A run of records
━━━
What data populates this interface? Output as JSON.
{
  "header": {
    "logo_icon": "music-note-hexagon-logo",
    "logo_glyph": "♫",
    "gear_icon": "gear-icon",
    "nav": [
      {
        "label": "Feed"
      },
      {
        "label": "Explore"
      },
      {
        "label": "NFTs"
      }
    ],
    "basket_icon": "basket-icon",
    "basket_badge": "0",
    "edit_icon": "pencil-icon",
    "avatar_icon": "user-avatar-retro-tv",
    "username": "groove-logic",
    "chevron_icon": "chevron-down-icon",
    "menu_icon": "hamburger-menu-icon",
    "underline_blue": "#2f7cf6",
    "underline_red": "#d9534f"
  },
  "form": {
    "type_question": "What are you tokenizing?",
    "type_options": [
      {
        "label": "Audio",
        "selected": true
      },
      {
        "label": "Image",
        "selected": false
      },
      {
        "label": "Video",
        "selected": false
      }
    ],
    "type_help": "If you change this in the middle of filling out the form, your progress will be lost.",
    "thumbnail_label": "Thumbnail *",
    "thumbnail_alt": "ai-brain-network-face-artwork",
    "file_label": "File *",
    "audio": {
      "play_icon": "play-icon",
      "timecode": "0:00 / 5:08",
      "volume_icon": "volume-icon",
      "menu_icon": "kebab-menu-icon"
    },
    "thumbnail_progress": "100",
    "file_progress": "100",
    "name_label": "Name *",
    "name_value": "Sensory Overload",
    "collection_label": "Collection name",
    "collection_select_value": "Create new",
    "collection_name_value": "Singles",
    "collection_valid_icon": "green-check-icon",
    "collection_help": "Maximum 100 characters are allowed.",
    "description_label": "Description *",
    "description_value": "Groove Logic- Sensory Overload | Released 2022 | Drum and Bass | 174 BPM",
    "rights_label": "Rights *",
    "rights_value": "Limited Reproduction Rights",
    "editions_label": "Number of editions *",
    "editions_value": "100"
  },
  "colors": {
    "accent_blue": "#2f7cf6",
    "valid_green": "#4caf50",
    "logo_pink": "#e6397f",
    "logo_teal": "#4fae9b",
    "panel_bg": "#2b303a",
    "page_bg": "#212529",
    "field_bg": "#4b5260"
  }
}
━━━
» PROBLEM TO WORK ON
Show every line in the entries where the string "form" occurs.

» CORRECT OUTPUT
  "form": {
    "type_help": "If you change this in the middle of filling out the form, your progress will be lost.",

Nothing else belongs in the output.